Find the lines holding the string "Intelligence" in the data, then copy all of them.
"""
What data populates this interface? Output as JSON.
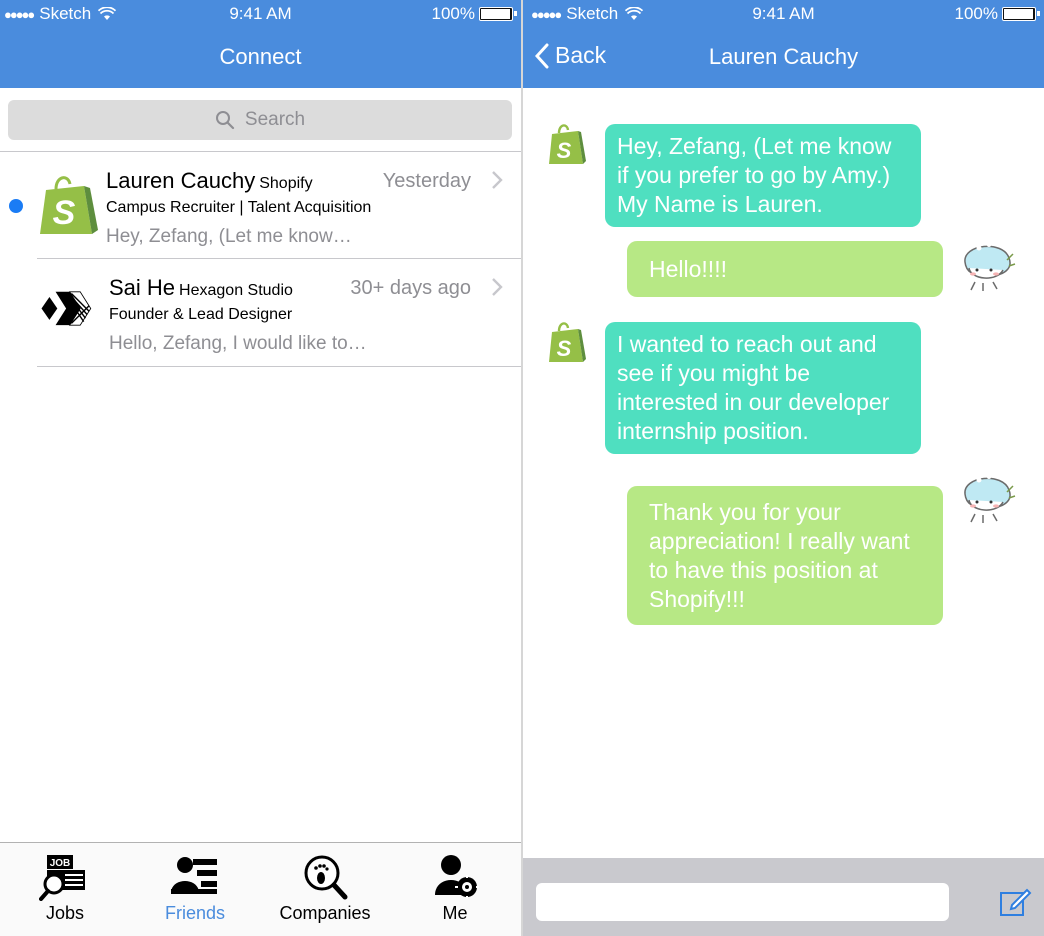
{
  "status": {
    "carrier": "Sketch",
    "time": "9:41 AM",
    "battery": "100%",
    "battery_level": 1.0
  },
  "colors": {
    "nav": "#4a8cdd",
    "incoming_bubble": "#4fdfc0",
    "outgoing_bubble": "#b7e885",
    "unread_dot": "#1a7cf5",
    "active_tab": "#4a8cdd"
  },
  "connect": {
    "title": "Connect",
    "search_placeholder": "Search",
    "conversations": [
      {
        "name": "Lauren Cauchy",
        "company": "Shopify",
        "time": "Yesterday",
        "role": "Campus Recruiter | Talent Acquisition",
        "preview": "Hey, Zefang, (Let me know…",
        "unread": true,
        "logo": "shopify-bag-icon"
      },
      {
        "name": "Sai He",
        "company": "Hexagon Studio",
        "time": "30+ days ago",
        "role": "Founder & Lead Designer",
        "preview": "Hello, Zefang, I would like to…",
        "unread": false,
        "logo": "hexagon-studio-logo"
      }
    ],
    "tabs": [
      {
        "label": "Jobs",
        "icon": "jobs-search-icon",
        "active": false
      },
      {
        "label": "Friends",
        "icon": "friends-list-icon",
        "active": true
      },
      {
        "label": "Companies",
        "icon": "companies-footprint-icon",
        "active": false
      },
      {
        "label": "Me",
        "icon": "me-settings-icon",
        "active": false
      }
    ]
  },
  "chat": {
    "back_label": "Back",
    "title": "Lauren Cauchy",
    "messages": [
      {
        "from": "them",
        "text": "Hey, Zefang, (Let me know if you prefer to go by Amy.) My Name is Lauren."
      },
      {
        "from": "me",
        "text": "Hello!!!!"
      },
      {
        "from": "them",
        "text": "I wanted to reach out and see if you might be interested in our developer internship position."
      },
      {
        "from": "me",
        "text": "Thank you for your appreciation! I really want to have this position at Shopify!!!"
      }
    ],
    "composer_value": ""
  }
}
"""
"""
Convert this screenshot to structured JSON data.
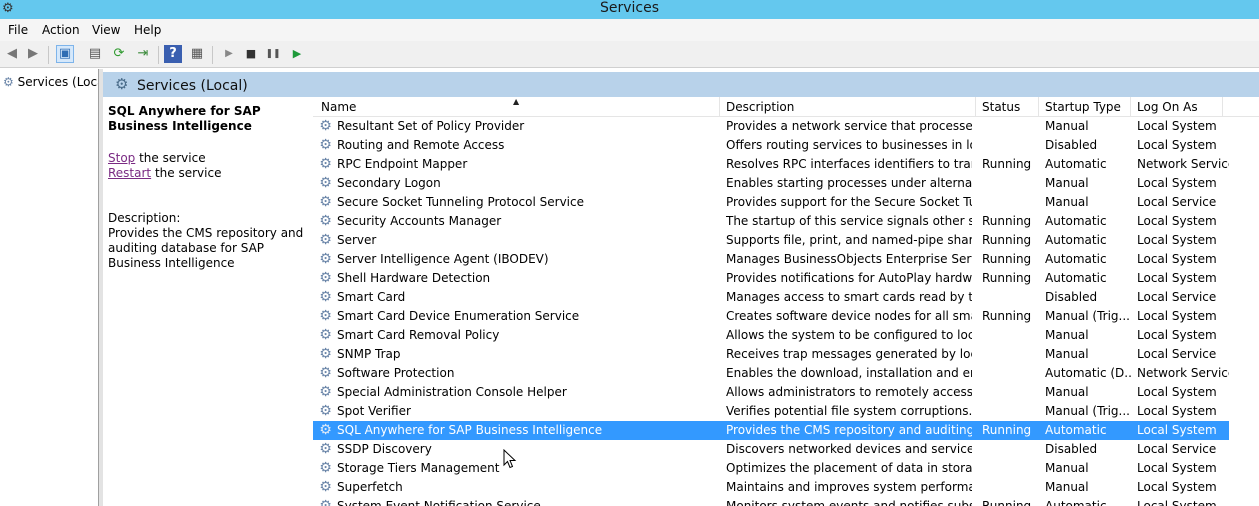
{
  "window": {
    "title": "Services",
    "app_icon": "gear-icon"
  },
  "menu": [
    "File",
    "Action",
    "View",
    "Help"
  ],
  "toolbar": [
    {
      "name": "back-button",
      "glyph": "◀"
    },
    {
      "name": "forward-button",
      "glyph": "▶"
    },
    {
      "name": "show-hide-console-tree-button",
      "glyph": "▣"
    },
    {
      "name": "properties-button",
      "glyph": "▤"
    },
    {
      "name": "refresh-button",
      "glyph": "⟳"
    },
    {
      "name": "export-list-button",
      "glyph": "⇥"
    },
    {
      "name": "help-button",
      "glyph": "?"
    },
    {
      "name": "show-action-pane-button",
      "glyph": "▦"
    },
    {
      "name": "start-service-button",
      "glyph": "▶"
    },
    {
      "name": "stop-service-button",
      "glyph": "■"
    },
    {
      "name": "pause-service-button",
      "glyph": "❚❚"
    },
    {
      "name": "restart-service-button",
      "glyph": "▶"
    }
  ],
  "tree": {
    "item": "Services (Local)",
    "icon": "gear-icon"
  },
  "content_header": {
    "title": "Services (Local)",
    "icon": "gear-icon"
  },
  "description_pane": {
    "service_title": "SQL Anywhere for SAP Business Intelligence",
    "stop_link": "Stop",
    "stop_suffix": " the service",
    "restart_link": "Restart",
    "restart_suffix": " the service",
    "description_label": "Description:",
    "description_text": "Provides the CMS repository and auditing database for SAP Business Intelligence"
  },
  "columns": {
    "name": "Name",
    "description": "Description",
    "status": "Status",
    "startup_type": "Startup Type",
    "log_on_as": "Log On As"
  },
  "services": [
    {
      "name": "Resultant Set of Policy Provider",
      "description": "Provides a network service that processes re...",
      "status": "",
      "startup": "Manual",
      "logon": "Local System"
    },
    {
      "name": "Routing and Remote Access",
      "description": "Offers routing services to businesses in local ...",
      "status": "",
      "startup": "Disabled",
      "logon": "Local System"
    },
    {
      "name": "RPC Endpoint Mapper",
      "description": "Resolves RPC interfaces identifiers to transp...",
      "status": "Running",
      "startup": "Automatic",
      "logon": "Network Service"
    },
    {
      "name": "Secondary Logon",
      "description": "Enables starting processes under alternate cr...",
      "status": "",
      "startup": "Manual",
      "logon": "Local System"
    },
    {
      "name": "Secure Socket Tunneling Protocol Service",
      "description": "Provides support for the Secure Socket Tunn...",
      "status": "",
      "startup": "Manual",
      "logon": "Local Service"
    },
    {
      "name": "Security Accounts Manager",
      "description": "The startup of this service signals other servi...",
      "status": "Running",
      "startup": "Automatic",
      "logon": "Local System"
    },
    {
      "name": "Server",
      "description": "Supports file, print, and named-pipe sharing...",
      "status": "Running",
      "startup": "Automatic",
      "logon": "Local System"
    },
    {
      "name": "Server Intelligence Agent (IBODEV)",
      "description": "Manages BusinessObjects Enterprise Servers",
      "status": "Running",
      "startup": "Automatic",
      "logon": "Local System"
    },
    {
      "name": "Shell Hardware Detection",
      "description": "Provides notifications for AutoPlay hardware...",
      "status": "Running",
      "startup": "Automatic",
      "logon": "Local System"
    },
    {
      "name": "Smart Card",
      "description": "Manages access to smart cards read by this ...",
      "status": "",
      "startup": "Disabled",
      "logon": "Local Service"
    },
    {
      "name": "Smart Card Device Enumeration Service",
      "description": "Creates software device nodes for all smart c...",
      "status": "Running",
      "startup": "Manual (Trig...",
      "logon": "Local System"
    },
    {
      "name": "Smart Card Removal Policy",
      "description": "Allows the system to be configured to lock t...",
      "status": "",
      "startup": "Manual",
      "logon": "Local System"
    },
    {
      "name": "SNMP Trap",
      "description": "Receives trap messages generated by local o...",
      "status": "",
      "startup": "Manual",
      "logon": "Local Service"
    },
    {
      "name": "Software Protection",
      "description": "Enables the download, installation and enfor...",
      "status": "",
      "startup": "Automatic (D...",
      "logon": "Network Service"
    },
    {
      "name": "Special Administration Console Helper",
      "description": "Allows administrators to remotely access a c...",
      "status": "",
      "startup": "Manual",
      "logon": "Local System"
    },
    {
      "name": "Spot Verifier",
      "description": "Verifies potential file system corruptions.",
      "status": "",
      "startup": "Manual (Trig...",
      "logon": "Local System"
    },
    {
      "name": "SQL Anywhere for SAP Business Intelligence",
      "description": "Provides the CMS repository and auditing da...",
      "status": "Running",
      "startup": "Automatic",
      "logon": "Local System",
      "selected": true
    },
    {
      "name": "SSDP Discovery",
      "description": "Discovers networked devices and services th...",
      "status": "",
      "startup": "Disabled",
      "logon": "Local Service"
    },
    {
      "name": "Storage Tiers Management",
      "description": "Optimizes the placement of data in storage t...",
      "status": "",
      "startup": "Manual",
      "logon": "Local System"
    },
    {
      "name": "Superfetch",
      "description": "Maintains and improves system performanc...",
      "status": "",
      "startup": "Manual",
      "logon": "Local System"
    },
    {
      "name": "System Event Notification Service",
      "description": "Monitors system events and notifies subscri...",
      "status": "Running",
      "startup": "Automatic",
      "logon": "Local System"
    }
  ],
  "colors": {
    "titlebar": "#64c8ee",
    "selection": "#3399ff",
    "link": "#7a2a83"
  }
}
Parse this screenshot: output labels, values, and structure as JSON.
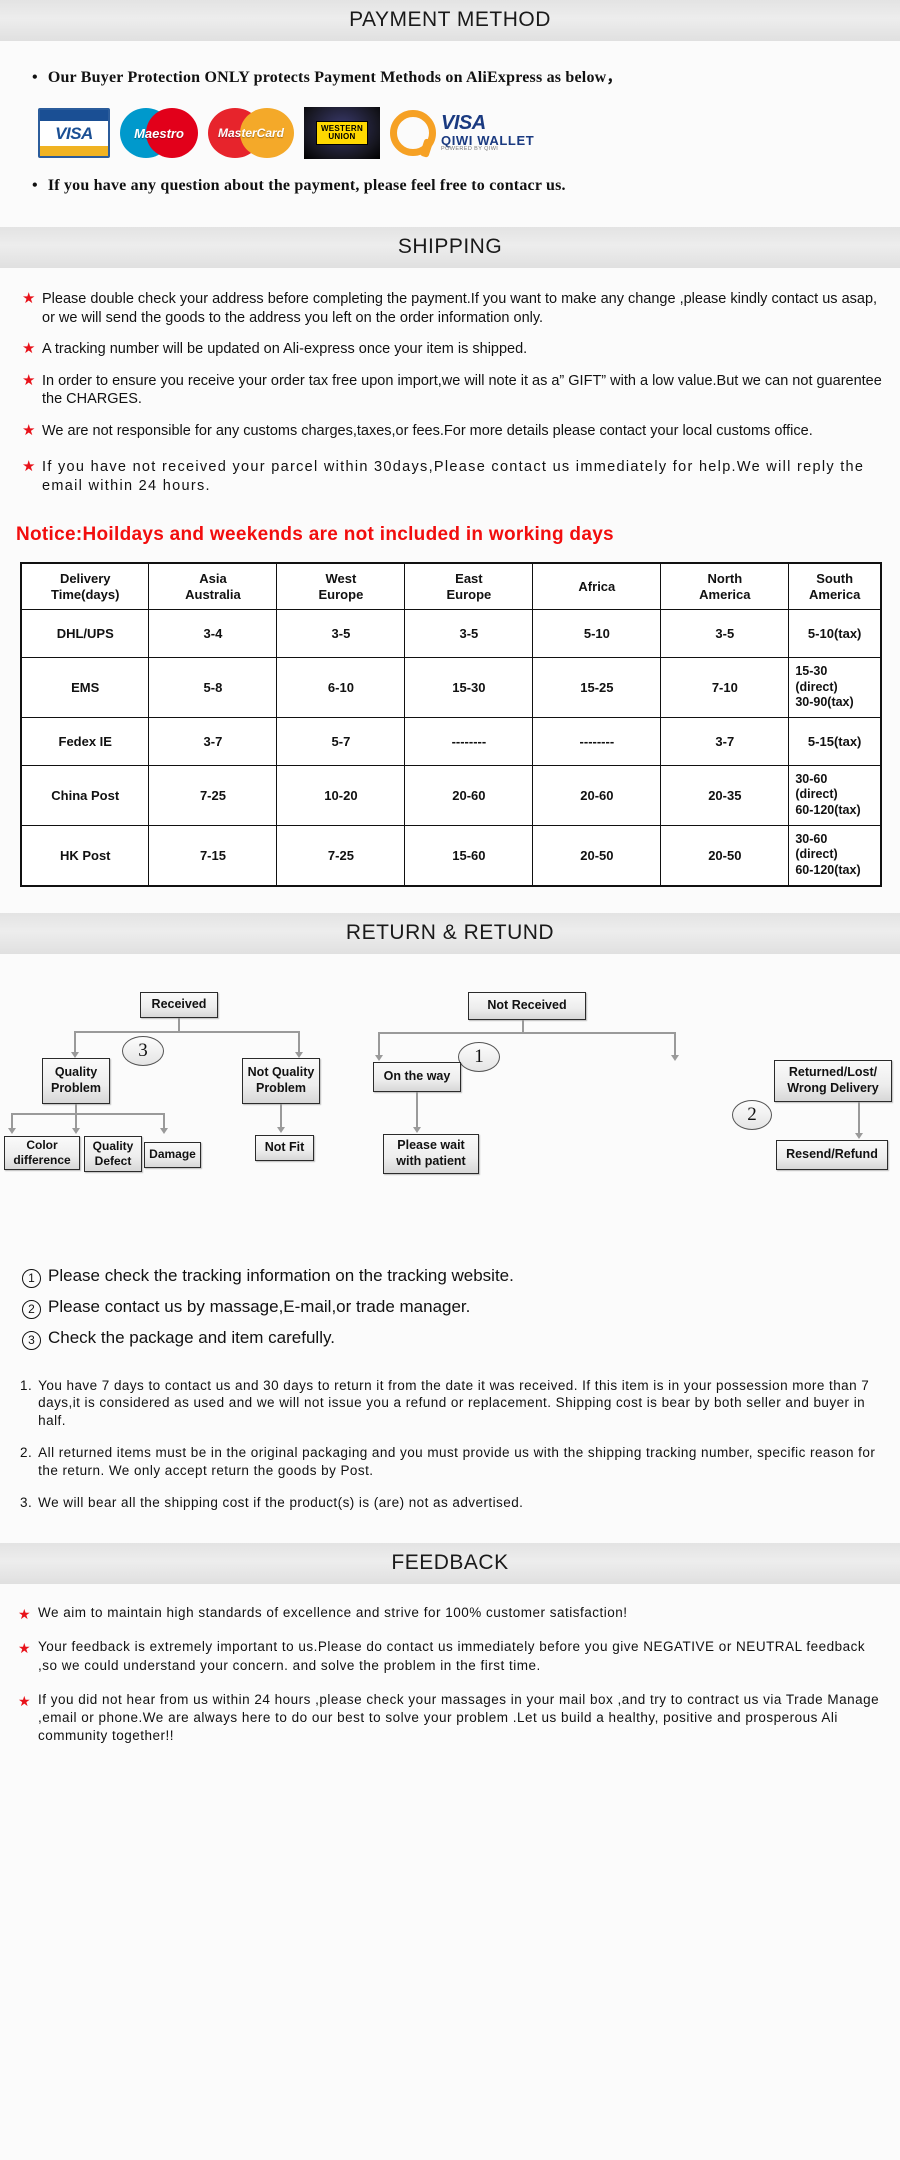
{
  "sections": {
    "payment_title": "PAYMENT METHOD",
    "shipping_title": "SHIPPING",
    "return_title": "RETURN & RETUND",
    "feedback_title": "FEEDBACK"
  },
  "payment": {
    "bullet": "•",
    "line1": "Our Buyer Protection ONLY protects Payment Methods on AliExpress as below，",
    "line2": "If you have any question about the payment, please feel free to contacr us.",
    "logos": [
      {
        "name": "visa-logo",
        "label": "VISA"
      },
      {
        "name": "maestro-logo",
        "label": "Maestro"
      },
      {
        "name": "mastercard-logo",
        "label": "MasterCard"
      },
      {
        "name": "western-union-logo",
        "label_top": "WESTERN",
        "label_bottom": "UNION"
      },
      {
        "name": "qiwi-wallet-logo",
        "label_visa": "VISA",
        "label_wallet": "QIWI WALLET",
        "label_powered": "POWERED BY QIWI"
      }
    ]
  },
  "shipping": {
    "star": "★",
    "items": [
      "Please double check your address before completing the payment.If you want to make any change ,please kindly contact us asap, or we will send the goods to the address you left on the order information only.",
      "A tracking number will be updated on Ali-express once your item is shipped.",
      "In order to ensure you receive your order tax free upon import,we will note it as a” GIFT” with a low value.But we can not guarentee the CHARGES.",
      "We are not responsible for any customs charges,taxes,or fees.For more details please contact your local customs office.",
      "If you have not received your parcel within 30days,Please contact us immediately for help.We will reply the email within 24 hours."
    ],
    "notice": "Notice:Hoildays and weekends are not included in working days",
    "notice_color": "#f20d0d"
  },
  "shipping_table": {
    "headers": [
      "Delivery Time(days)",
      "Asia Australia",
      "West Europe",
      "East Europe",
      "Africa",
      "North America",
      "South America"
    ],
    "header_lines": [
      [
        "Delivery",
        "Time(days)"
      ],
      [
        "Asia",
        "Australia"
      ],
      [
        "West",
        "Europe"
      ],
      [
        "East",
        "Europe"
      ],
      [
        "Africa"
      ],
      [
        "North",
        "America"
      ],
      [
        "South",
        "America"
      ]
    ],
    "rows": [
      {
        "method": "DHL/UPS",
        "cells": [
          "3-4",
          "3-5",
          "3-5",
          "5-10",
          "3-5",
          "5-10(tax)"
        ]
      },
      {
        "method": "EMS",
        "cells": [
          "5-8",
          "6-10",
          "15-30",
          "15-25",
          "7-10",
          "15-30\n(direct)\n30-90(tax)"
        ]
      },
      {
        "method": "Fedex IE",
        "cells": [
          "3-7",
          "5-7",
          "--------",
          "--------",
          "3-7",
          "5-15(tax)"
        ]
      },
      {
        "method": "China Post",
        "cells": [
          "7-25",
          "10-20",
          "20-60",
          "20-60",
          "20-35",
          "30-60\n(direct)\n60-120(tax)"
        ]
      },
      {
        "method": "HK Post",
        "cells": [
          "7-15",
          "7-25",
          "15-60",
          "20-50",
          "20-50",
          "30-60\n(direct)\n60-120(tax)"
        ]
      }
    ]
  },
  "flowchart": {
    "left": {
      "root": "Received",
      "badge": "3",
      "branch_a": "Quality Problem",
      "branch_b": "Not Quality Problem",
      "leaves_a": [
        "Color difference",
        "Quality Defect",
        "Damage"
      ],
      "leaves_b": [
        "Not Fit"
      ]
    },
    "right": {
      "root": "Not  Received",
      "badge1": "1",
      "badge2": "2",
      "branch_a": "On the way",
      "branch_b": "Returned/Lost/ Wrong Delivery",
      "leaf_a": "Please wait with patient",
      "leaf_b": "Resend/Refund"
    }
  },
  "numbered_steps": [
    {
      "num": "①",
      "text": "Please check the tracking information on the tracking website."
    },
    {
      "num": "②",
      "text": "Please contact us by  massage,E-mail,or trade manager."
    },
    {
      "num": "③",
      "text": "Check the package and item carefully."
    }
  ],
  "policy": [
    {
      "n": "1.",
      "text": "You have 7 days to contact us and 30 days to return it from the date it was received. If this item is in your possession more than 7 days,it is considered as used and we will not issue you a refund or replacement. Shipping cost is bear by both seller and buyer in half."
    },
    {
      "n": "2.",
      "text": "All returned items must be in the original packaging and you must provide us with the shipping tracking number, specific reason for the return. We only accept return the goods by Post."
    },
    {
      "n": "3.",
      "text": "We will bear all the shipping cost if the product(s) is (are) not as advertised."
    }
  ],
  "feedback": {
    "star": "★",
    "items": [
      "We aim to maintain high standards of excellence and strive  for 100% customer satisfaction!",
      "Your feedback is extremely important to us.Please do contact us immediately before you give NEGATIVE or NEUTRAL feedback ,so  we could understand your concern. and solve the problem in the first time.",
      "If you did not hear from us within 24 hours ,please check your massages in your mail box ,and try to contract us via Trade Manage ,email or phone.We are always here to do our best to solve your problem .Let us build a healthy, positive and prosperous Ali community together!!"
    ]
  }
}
"""
"""
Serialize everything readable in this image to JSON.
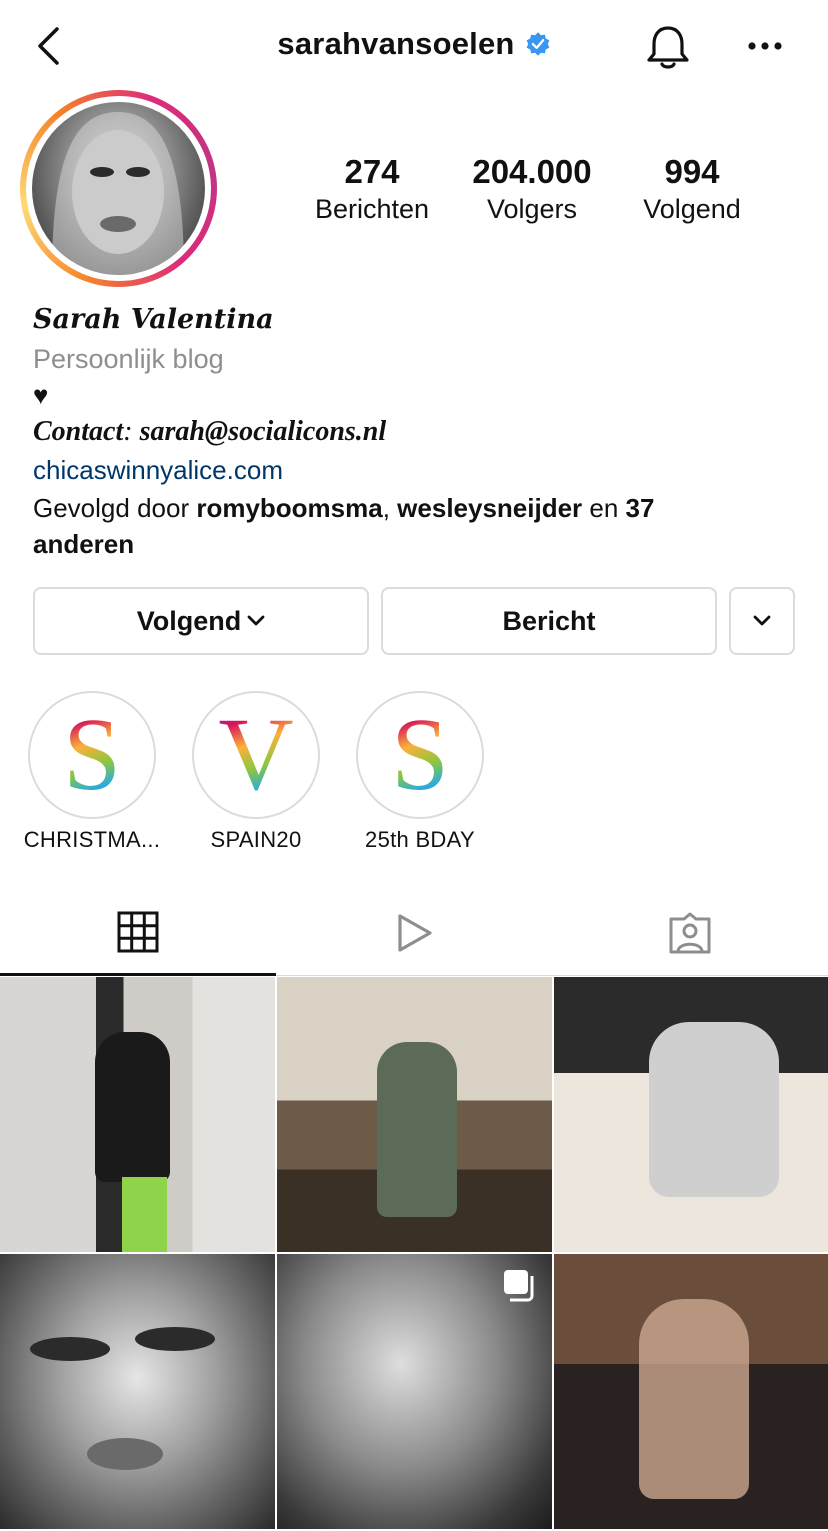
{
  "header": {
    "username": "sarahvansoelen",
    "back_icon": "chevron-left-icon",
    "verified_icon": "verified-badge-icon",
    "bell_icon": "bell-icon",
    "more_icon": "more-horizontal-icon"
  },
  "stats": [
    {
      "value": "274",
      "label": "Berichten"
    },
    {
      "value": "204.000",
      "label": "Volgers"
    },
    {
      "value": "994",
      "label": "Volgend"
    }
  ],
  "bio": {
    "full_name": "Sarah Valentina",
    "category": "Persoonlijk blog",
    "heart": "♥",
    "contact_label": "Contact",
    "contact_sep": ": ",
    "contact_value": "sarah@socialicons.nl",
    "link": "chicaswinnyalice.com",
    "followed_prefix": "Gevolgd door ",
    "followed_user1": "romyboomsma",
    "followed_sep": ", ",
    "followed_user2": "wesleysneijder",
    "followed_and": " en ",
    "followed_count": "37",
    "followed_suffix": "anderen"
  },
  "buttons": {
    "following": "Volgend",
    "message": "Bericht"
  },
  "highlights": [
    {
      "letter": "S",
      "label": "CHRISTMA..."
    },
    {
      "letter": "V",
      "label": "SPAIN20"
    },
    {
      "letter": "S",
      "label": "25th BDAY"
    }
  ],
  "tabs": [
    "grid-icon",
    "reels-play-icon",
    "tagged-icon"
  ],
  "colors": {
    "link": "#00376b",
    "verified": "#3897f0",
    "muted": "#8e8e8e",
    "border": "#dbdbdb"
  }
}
"""
CORRECT RESULT>
    "service_title": "SQL Anywhere for SAP Business Intelligence",
    "description_text": "Provides the CMS repository and auditing database for SAP Business Intelligence"
      "name": "Server Intelligence Agent (IBODEV)",
      "name": "SQL Anywhere for SAP Business Intelligence",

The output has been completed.